Text section
::::::::::

There is nothing so demeaning as assuming your child can’t think for himself. There is nothing so disrespectful as throwing your child’s mistakes back in his face and condemning him. Keep in mind that I am referring to teenagers here, not your 2-year-old.

So, here is my advice… until you have a better understanding of how to handle it – JUST SHUT UP!  I say that with a smile on my face but with the intent of getting across a message that is rolling around in your teen’s head when the discussion stops and the lecture begins.

Growing up, I was told I was never to say, “Shut Up” all the while hearing that I needed to “shut your pie hole” and “put a sock in it.”  I understand this method of asking someone to “tone it down” may be a little brash, but I don’t want anyone to mistake the intent of the message.  Sometimes its very difficult for parents to learn to “nip it” and “stop!”, but all so necessary if you want to maintain a great relationship with your teen who is now in more need of someone who will listen, than someone just to throw more information his or her way.

“Even a fool when he keeps silent is considered wise.” Proverbs 17:28

If you invited your teenager to come hear your lecture about his life’s mistakes, how do you think he would respond?  Do you think he’d show up?  If he did show up, would he feel great about it when you’re finished?

“Sure Mom, I’d love to hear you drone on and on… I like being lectured, warned, and criticized about absolutely everything.”

OF COURSE NOT!

Yet, that is exactly what your child may be feeling about the way you communicate with him or her.

So, I encourage you to take the “Shut-up Challenge”…

I’m not trying to be rude in saying “shut up” (it is a no-no in some households) but I am dead-serious. Just shut up for 24 hours and see if it makes a difference in your home! In case I haven’t made myself clear enough, that means, be quiet, stay silent, zip it, don’t speak.

Try it for a day, and watch what happens. When your teenager drops a “jewel” on you and says something you feel needs “correcting,” just be quiet. Don’t flip out, argue, or try make it right. Just let it go. Stop lecturing, start listening.

You may be surprised to find that:

  1. You can’t do it! You just can’t keep quiet. You are not a good listener, and that listening to your child is an area you need to grow in.
  2. Your child has a mind of his own, and is fully able to use it without constantly pointing him in the direction you think he needs to go.

::::::::::

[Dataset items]
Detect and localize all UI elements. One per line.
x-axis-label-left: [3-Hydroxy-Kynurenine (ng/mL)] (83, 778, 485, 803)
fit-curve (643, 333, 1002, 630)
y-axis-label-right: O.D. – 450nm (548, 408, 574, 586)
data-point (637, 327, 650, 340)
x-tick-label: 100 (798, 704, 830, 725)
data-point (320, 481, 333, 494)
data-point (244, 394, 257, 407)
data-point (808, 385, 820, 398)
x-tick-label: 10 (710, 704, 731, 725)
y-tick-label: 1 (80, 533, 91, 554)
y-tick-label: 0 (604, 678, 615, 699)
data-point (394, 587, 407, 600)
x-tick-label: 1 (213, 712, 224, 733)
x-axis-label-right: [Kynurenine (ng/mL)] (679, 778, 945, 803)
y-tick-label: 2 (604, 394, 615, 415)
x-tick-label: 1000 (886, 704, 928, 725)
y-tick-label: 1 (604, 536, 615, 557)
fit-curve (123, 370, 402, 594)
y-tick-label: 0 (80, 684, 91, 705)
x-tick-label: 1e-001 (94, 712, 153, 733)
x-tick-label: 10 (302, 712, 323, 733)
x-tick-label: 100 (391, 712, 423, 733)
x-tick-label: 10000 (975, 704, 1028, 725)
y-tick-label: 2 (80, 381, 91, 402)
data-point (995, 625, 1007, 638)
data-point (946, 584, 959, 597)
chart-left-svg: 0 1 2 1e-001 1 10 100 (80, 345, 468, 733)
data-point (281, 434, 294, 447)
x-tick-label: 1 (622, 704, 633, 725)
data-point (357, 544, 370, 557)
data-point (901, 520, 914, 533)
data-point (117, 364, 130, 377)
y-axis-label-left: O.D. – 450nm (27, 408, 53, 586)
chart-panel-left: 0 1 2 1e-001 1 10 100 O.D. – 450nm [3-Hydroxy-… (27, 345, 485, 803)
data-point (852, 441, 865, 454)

::::::::::

Task brief
Answer these questions about the text on lecturing teenagers.
1. The writer says the advice concerns which children, and not which child?
2. Which verse does the text cite for the line "Even a fool when he keeps silent is considered wise"?
3. For how long does the "Shut-up Challenge" ask a parent to stay quiet?

Answer section
1. Teenagers, not a 2-year-old.
2. Proverbs 17:28.
3. 24 hours.